* Start Material to process *

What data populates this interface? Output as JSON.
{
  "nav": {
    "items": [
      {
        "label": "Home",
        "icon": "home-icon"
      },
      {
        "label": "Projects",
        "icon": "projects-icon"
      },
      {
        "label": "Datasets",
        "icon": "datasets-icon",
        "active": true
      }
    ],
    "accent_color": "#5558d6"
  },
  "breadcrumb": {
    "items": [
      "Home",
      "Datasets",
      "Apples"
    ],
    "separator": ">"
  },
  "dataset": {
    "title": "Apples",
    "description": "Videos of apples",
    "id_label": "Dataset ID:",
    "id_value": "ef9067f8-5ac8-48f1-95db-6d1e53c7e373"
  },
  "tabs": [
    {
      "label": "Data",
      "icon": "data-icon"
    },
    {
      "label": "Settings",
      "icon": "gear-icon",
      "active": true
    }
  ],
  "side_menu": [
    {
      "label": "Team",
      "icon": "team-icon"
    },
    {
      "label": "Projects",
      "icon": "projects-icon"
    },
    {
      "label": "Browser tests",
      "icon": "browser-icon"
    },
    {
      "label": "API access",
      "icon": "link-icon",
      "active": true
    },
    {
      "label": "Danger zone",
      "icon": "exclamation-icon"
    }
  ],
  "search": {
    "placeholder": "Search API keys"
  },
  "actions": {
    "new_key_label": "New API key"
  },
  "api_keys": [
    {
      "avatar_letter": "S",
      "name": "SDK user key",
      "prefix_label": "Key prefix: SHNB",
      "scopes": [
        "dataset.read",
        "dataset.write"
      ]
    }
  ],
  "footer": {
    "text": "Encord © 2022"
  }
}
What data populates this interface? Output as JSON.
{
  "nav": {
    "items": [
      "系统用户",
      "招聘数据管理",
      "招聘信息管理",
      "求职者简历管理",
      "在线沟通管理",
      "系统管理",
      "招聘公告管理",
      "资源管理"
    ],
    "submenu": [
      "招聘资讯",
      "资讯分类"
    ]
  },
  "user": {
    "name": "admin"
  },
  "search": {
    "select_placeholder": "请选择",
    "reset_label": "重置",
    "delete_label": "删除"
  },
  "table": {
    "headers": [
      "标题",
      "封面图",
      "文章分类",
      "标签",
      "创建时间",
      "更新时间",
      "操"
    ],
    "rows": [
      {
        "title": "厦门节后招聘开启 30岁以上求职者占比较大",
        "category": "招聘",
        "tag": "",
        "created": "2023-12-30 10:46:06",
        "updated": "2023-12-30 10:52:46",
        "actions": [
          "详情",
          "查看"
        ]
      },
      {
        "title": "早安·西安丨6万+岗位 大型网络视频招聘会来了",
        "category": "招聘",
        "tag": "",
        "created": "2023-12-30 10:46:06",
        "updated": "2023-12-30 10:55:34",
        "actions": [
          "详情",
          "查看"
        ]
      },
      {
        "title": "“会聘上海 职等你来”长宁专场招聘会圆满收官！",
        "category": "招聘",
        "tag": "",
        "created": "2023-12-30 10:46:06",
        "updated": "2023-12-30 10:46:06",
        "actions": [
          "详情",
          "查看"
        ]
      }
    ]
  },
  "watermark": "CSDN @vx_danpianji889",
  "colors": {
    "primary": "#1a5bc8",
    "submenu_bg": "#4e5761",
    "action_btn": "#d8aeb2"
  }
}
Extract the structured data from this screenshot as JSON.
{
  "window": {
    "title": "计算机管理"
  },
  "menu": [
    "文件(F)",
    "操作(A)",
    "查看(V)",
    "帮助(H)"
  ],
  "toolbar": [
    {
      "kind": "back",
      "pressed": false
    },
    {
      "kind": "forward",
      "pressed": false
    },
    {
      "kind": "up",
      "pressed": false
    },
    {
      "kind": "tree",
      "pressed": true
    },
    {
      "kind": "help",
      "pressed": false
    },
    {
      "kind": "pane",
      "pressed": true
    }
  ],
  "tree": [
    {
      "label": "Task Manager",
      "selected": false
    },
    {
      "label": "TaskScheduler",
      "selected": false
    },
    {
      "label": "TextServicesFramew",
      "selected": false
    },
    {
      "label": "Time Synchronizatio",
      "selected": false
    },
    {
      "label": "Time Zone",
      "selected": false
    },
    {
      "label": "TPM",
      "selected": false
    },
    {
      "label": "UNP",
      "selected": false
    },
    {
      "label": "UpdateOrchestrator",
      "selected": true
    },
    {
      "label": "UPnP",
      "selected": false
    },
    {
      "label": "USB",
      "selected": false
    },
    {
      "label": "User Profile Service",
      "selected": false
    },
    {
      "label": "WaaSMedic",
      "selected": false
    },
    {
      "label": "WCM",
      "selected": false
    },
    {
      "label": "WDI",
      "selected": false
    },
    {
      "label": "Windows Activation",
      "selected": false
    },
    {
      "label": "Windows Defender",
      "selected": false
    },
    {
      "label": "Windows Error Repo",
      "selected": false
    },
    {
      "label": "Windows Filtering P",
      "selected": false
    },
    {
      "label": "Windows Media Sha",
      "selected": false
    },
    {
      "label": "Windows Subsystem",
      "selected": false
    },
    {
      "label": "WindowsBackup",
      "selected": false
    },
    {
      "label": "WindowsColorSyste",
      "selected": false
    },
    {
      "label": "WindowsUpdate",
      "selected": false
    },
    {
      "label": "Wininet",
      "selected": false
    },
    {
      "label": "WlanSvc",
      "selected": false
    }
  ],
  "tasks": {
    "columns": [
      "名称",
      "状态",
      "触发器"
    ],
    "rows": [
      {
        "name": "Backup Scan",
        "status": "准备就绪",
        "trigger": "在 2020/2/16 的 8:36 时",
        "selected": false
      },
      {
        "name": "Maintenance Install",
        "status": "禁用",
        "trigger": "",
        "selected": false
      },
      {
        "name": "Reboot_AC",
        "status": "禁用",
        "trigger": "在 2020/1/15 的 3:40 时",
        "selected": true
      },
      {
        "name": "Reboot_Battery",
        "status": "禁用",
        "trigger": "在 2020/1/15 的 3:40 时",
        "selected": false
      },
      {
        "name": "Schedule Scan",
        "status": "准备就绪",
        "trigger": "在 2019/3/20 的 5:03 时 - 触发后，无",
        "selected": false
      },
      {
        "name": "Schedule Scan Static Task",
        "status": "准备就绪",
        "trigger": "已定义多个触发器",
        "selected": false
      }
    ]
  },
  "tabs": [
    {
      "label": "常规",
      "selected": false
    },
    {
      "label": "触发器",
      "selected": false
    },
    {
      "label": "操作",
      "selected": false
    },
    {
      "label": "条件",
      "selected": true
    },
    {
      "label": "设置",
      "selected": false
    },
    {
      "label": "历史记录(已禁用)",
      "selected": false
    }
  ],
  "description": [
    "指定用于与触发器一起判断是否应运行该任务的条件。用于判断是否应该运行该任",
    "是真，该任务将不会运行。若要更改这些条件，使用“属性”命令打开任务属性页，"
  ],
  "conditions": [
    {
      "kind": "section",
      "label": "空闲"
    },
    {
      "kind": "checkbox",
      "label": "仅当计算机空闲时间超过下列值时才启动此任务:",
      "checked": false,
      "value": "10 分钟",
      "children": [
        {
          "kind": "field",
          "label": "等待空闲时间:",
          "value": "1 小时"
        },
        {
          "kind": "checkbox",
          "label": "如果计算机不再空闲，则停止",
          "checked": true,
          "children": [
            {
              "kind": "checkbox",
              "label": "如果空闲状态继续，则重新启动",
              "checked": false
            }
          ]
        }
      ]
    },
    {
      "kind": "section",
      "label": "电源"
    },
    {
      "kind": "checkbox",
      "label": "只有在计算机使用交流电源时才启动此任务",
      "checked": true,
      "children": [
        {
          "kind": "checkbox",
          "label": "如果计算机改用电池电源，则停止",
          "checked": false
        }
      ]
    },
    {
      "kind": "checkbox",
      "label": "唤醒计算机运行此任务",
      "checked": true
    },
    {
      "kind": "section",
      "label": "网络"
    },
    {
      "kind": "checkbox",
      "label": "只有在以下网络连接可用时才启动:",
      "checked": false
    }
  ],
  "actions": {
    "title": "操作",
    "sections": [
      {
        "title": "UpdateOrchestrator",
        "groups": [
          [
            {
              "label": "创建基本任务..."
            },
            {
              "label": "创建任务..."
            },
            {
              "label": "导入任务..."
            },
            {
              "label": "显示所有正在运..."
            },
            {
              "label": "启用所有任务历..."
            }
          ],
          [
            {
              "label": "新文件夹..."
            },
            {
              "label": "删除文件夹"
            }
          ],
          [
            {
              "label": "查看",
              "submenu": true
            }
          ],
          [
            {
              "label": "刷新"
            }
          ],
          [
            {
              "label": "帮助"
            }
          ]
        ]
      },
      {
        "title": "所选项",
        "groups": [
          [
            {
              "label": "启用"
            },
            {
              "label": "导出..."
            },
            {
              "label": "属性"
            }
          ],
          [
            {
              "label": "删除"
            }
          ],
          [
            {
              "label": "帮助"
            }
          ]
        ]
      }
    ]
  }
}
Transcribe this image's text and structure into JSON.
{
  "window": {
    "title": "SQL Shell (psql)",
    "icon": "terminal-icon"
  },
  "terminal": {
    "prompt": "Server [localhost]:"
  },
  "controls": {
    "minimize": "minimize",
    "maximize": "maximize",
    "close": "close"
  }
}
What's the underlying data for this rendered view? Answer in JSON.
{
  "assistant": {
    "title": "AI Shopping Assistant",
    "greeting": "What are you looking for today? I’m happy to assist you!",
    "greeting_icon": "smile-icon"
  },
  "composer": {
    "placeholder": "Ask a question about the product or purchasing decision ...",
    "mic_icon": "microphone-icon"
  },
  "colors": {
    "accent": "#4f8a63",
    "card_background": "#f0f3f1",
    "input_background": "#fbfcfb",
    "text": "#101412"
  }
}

* End Material to process *

Aim: Within the listing above, copy each line that has the string "this".

Task result:
What data populates this interface? Output as JSON.
What data populates this interface? Output as JSON.
Extract the structured data from this screenshot as JSON.
Transcribe this image's text and structure into JSON.
What's the underlying data for this rendered view? Answer in JSON.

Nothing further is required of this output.